| WORK REQUIRED |
Repeat the whole listing exactly.

| MATERIAL FOR THE TASK |
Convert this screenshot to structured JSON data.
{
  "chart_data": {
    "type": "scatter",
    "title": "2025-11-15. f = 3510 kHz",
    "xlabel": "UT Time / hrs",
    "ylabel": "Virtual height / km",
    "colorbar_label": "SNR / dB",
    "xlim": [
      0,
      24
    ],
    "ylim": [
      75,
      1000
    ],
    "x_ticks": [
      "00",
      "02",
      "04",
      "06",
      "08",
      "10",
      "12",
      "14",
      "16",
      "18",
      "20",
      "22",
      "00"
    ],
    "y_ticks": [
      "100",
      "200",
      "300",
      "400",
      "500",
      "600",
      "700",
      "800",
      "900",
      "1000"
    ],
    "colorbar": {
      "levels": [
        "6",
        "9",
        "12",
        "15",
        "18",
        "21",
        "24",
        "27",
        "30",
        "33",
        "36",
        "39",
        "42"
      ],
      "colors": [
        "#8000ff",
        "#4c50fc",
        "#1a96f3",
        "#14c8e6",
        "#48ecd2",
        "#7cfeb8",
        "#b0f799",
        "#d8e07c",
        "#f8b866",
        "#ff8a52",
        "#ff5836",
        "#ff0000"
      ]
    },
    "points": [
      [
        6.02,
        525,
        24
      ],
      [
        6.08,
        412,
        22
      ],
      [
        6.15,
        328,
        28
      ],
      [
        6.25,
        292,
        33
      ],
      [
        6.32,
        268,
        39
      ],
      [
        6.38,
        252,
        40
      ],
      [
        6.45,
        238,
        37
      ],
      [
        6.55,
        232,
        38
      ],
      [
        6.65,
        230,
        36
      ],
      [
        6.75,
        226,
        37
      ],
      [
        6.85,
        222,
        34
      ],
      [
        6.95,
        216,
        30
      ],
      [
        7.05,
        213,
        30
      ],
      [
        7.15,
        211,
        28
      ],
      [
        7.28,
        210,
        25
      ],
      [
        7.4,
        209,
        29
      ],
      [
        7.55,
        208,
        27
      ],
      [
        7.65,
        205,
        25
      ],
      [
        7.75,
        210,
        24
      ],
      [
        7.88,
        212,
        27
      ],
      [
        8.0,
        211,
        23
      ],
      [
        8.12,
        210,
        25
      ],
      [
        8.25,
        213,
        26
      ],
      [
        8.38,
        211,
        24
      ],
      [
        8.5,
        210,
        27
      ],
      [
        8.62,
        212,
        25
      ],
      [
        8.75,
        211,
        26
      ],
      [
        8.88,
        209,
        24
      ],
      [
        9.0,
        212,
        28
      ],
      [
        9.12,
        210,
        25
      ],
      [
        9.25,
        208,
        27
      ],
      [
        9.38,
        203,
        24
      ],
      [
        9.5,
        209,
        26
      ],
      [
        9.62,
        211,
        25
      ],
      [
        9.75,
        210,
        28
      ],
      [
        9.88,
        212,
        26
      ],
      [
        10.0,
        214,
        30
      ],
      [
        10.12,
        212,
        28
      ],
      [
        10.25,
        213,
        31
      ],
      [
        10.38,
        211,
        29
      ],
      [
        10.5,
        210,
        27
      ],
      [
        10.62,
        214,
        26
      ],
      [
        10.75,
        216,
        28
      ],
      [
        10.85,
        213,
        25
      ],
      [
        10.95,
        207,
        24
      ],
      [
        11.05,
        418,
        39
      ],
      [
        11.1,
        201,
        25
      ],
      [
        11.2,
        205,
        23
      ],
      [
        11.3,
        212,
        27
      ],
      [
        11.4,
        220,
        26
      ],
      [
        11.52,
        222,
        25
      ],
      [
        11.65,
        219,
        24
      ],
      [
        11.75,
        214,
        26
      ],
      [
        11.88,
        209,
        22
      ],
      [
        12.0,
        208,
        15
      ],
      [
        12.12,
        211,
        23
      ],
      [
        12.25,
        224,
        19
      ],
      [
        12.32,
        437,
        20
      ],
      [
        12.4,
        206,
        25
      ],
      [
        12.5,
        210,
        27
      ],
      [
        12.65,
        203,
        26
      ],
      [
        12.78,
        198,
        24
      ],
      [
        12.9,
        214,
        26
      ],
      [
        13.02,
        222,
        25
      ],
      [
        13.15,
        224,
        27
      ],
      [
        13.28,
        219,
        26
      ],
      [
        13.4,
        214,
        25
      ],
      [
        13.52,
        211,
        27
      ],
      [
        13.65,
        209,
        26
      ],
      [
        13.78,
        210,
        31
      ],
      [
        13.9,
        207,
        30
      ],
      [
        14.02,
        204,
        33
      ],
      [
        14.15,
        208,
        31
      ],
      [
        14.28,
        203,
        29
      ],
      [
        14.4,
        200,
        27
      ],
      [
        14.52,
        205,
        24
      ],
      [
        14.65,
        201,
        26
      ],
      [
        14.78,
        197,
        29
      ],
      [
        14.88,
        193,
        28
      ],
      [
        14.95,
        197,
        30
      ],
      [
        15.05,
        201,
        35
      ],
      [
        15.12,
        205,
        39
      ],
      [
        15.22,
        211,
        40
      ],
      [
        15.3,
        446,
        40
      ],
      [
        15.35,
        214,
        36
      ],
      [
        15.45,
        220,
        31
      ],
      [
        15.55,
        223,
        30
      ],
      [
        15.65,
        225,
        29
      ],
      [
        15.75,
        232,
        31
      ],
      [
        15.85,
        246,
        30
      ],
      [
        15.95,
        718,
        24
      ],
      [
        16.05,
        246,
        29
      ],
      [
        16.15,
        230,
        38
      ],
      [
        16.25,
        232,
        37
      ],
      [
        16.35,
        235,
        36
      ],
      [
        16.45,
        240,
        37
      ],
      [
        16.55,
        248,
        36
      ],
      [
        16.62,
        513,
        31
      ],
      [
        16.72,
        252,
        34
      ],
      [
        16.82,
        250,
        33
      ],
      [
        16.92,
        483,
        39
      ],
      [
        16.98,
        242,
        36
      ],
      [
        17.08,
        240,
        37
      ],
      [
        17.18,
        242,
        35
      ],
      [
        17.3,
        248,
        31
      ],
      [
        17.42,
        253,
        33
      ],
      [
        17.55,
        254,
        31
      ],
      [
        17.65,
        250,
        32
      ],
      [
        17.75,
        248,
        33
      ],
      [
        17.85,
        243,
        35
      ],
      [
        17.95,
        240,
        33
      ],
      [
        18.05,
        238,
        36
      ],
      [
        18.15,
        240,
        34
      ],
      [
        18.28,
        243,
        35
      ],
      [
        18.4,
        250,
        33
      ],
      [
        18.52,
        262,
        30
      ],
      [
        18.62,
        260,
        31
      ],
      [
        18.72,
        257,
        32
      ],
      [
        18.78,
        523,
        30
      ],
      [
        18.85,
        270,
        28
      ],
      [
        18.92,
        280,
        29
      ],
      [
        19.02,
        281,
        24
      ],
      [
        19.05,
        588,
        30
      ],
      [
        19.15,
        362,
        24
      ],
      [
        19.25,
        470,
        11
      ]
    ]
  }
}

| EXERCISE ANSWER |
Convert this screenshot to structured JSON data.
{
  "chart_data": {
    "type": "scatter",
    "title": "2025-11-15. f = 3510 kHz",
    "xlabel": "UT Time / hrs",
    "ylabel": "Virtual height / km",
    "colorbar_label": "SNR / dB",
    "xlim": [
      0,
      24
    ],
    "ylim": [
      75,
      1000
    ],
    "x_ticks": [
      "00",
      "02",
      "04",
      "06",
      "08",
      "10",
      "12",
      "14",
      "16",
      "18",
      "20",
      "22",
      "00"
    ],
    "y_ticks": [
      "100",
      "200",
      "300",
      "400",
      "500",
      "600",
      "700",
      "800",
      "900",
      "1000"
    ],
    "colorbar": {
      "levels": [
        "6",
        "9",
        "12",
        "15",
        "18",
        "21",
        "24",
        "27",
        "30",
        "33",
        "36",
        "39",
        "42"
      ],
      "colors": [
        "#8000ff",
        "#4c50fc",
        "#1a96f3",
        "#14c8e6",
        "#48ecd2",
        "#7cfeb8",
        "#b0f799",
        "#d8e07c",
        "#f8b866",
        "#ff8a52",
        "#ff5836",
        "#ff0000"
      ]
    },
    "points": [
      [
        6.02,
        525,
        24
      ],
      [
        6.08,
        412,
        22
      ],
      [
        6.15,
        328,
        28
      ],
      [
        6.25,
        292,
        33
      ],
      [
        6.32,
        268,
        39
      ],
      [
        6.38,
        252,
        40
      ],
      [
        6.45,
        238,
        37
      ],
      [
        6.55,
        232,
        38
      ],
      [
        6.65,
        230,
        36
      ],
      [
        6.75,
        226,
        37
      ],
      [
        6.85,
        222,
        34
      ],
      [
        6.95,
        216,
        30
      ],
      [
        7.05,
        213,
        30
      ],
      [
        7.15,
        211,
        28
      ],
      [
        7.28,
        210,
        25
      ],
      [
        7.4,
        209,
        29
      ],
      [
        7.55,
        208,
        27
      ],
      [
        7.65,
        205,
        25
      ],
      [
        7.75,
        210,
        24
      ],
      [
        7.88,
        212,
        27
      ],
      [
        8.0,
        211,
        23
      ],
      [
        8.12,
        210,
        25
      ],
      [
        8.25,
        213,
        26
      ],
      [
        8.38,
        211,
        24
      ],
      [
        8.5,
        210,
        27
      ],
      [
        8.62,
        212,
        25
      ],
      [
        8.75,
        211,
        26
      ],
      [
        8.88,
        209,
        24
      ],
      [
        9.0,
        212,
        28
      ],
      [
        9.12,
        210,
        25
      ],
      [
        9.25,
        208,
        27
      ],
      [
        9.38,
        203,
        24
      ],
      [
        9.5,
        209,
        26
      ],
      [
        9.62,
        211,
        25
      ],
      [
        9.75,
        210,
        28
      ],
      [
        9.88,
        212,
        26
      ],
      [
        10.0,
        214,
        30
      ],
      [
        10.12,
        212,
        28
      ],
      [
        10.25,
        213,
        31
      ],
      [
        10.38,
        211,
        29
      ],
      [
        10.5,
        210,
        27
      ],
      [
        10.62,
        214,
        26
      ],
      [
        10.75,
        216,
        28
      ],
      [
        10.85,
        213,
        25
      ],
      [
        10.95,
        207,
        24
      ],
      [
        11.05,
        418,
        39
      ],
      [
        11.1,
        201,
        25
      ],
      [
        11.2,
        205,
        23
      ],
      [
        11.3,
        212,
        27
      ],
      [
        11.4,
        220,
        26
      ],
      [
        11.52,
        222,
        25
      ],
      [
        11.65,
        219,
        24
      ],
      [
        11.75,
        214,
        26
      ],
      [
        11.88,
        209,
        22
      ],
      [
        12.0,
        208,
        15
      ],
      [
        12.12,
        211,
        23
      ],
      [
        12.25,
        224,
        19
      ],
      [
        12.32,
        437,
        20
      ],
      [
        12.4,
        206,
        25
      ],
      [
        12.5,
        210,
        27
      ],
      [
        12.65,
        203,
        26
      ],
      [
        12.78,
        198,
        24
      ],
      [
        12.9,
        214,
        26
      ],
      [
        13.02,
        222,
        25
      ],
      [
        13.15,
        224,
        27
      ],
      [
        13.28,
        219,
        26
      ],
      [
        13.4,
        214,
        25
      ],
      [
        13.52,
        211,
        27
      ],
      [
        13.65,
        209,
        26
      ],
      [
        13.78,
        210,
        31
      ],
      [
        13.9,
        207,
        30
      ],
      [
        14.02,
        204,
        33
      ],
      [
        14.15,
        208,
        31
      ],
      [
        14.28,
        203,
        29
      ],
      [
        14.4,
        200,
        27
      ],
      [
        14.52,
        205,
        24
      ],
      [
        14.65,
        201,
        26
      ],
      [
        14.78,
        197,
        29
      ],
      [
        14.88,
        193,
        28
      ],
      [
        14.95,
        197,
        30
      ],
      [
        15.05,
        201,
        35
      ],
      [
        15.12,
        205,
        39
      ],
      [
        15.22,
        211,
        40
      ],
      [
        15.3,
        446,
        40
      ],
      [
        15.35,
        214,
        36
      ],
      [
        15.45,
        220,
        31
      ],
      [
        15.55,
        223,
        30
      ],
      [
        15.65,
        225,
        29
      ],
      [
        15.75,
        232,
        31
      ],
      [
        15.85,
        246,
        30
      ],
      [
        15.95,
        718,
        24
      ],
      [
        16.05,
        246,
        29
      ],
      [
        16.15,
        230,
        38
      ],
      [
        16.25,
        232,
        37
      ],
      [
        16.35,
        235,
        36
      ],
      [
        16.45,
        240,
        37
      ],
      [
        16.55,
        248,
        36
      ],
      [
        16.62,
        513,
        31
      ],
      [
        16.72,
        252,
        34
      ],
      [
        16.82,
        250,
        33
      ],
      [
        16.92,
        483,
        39
      ],
      [
        16.98,
        242,
        36
      ],
      [
        17.08,
        240,
        37
      ],
      [
        17.18,
        242,
        35
      ],
      [
        17.3,
        248,
        31
      ],
      [
        17.42,
        253,
        33
      ],
      [
        17.55,
        254,
        31
      ],
      [
        17.65,
        250,
        32
      ],
      [
        17.75,
        248,
        33
      ],
      [
        17.85,
        243,
        35
      ],
      [
        17.95,
        240,
        33
      ],
      [
        18.05,
        238,
        36
      ],
      [
        18.15,
        240,
        34
      ],
      [
        18.28,
        243,
        35
      ],
      [
        18.4,
        250,
        33
      ],
      [
        18.52,
        262,
        30
      ],
      [
        18.62,
        260,
        31
      ],
      [
        18.72,
        257,
        32
      ],
      [
        18.78,
        523,
        30
      ],
      [
        18.85,
        270,
        28
      ],
      [
        18.92,
        280,
        29
      ],
      [
        19.02,
        281,
        24
      ],
      [
        19.05,
        588,
        30
      ],
      [
        19.15,
        362,
        24
      ],
      [
        19.25,
        470,
        11
      ]
    ]
  }
}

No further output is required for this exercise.